> **Material provided**:
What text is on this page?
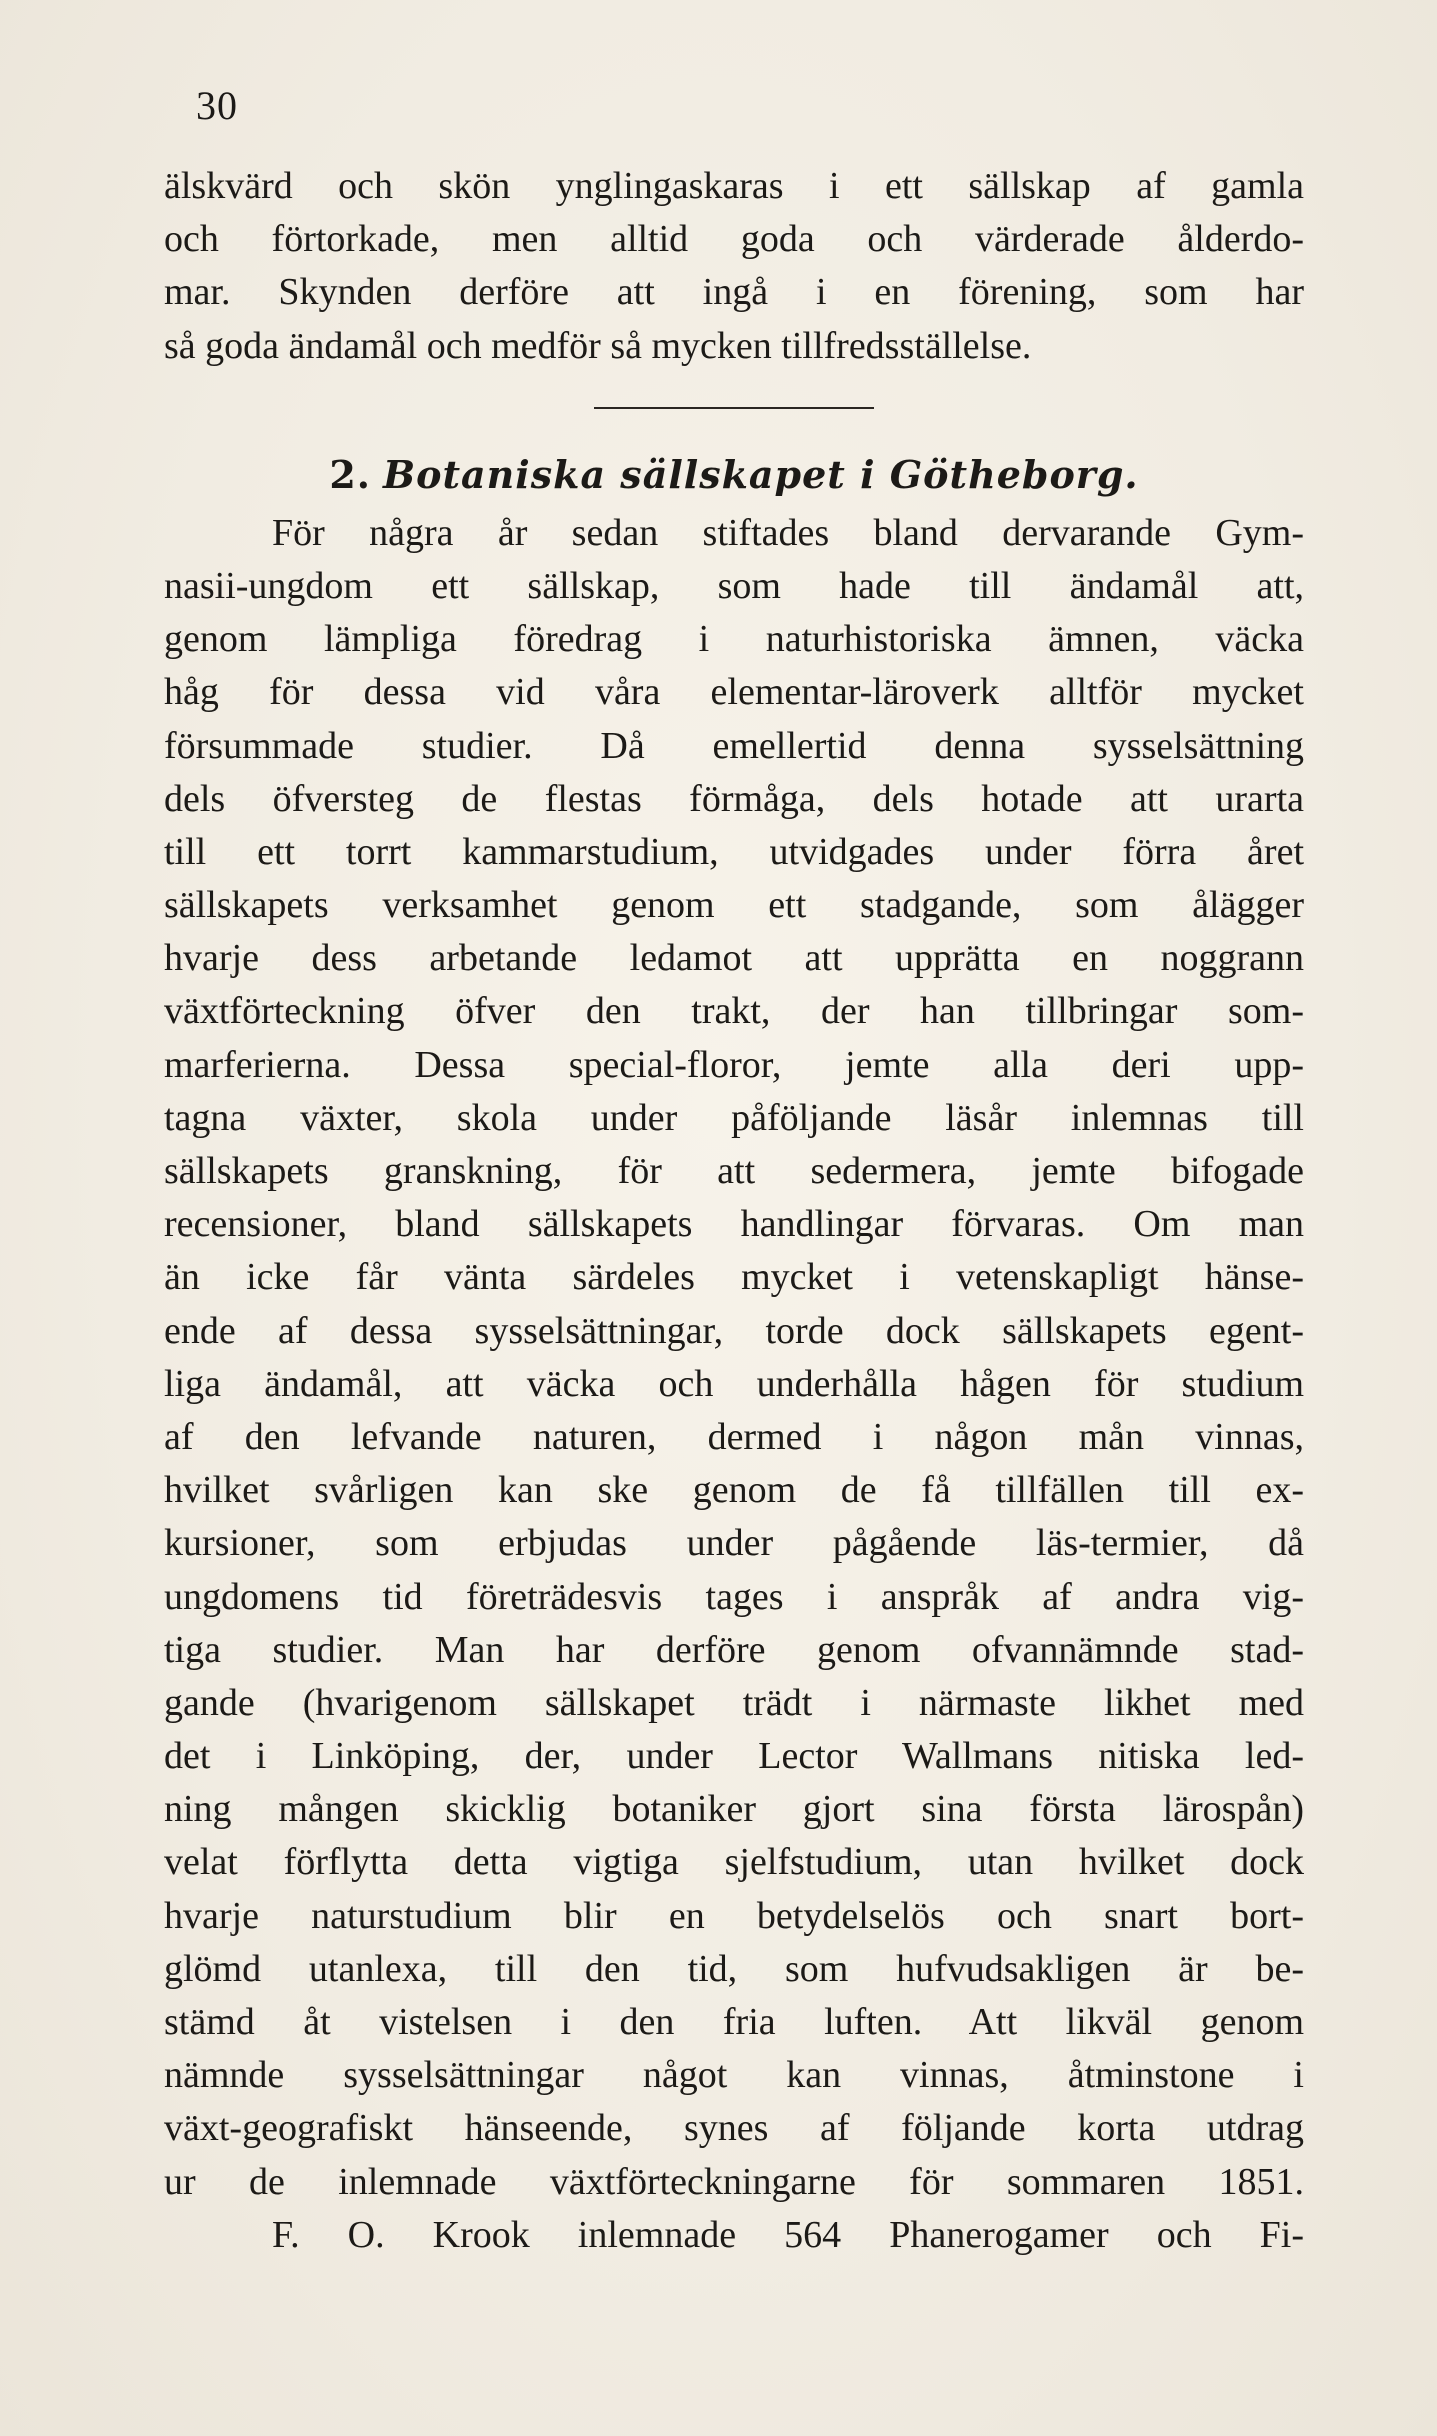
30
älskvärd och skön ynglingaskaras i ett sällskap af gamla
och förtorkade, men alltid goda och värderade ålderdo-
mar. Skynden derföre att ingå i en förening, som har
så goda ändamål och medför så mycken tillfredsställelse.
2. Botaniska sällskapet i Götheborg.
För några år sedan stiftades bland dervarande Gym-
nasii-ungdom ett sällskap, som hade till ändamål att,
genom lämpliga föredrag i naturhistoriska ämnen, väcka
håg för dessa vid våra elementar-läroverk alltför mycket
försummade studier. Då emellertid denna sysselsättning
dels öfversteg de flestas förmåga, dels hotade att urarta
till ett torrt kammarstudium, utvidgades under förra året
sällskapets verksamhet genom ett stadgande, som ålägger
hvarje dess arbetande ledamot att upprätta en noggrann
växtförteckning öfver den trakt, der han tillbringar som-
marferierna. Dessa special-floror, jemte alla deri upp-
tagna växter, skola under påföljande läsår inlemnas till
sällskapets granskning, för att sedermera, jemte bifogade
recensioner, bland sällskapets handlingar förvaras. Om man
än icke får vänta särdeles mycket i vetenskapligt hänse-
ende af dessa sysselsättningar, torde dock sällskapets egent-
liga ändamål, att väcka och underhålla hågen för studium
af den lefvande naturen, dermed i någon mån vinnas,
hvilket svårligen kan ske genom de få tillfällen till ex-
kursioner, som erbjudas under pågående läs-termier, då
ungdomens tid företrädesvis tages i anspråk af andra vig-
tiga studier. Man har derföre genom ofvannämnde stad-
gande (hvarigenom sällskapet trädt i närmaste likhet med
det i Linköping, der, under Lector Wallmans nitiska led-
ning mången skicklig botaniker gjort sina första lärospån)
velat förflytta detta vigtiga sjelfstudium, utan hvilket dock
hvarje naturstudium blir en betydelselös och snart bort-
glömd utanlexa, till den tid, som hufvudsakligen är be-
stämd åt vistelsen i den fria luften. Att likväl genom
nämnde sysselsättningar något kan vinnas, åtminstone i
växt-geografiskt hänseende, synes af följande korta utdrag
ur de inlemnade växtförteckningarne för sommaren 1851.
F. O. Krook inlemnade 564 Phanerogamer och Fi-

--

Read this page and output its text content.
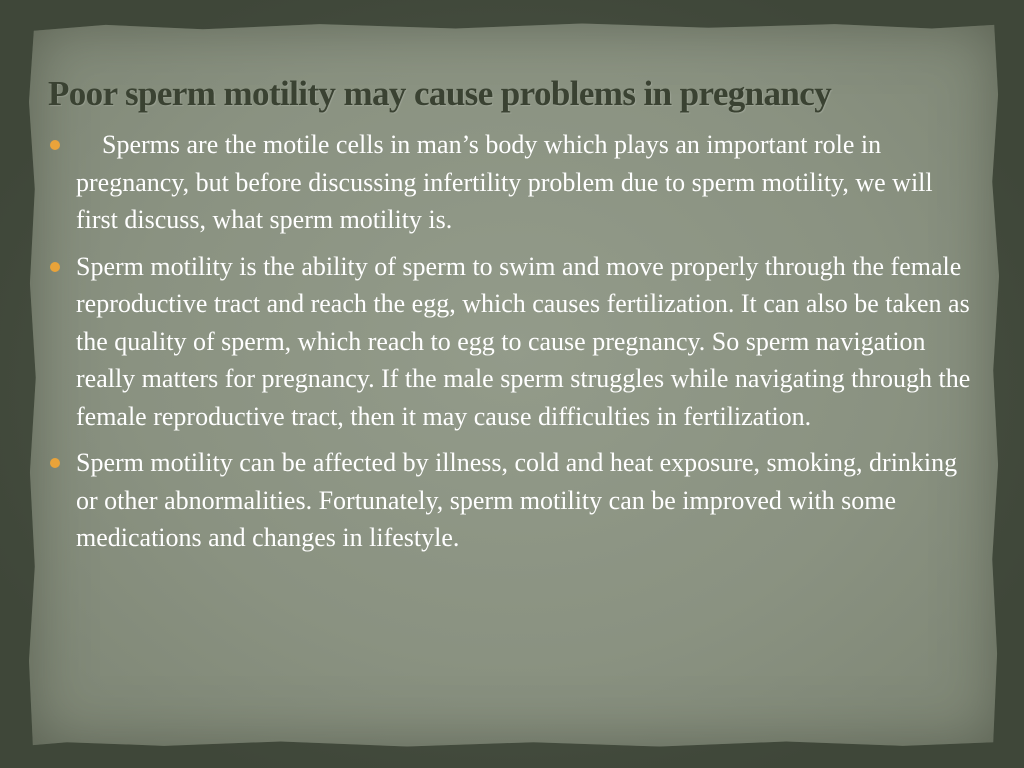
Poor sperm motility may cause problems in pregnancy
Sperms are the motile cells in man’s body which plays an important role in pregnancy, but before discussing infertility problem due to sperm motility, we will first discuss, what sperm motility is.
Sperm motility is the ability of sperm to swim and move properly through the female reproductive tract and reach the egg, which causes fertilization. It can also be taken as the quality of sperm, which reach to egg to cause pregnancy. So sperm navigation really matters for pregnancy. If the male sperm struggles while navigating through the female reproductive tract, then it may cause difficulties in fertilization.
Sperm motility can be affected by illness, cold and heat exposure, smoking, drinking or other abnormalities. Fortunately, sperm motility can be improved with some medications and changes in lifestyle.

* * *

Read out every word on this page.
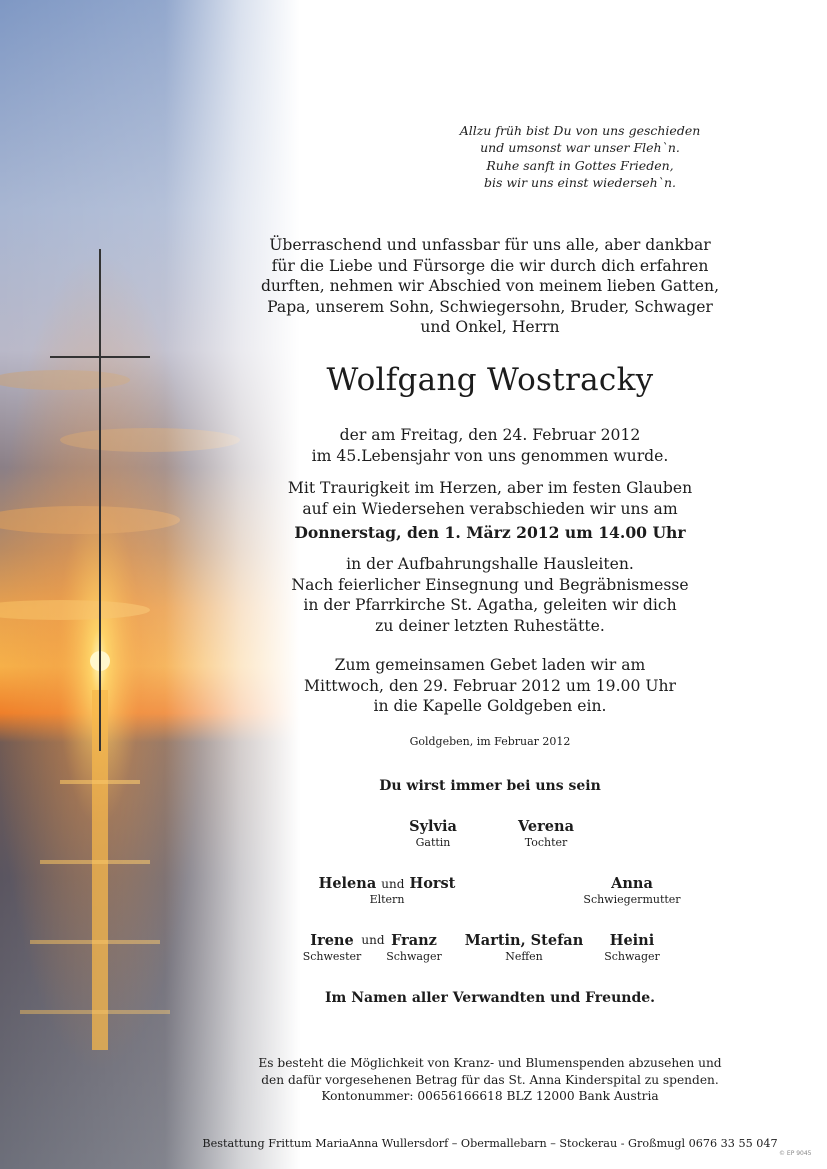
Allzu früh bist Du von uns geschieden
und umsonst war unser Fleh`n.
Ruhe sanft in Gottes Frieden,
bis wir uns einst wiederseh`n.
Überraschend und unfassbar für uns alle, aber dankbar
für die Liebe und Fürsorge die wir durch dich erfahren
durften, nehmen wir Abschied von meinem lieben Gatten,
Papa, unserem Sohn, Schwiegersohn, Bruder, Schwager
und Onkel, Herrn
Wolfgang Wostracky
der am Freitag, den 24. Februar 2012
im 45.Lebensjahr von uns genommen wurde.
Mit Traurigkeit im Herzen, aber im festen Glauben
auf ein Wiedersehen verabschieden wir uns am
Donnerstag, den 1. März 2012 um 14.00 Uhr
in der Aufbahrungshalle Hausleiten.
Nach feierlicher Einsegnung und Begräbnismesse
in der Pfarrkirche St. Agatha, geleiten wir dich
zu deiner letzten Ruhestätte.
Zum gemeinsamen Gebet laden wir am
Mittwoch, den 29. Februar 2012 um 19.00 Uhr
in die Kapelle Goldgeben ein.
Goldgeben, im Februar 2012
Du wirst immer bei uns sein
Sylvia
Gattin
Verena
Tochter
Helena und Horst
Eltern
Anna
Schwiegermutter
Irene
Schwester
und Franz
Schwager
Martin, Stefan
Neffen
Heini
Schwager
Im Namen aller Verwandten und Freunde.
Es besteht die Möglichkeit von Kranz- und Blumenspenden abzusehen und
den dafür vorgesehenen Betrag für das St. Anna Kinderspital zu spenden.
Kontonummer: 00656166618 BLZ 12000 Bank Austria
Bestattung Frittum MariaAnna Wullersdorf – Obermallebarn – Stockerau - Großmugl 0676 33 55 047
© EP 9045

> **Instructions to follow**: Going through the data above, return each line with the word "this".

> **Final answer**:
What text is on this page?
Read this page and output its text content.
Read out every word on this page.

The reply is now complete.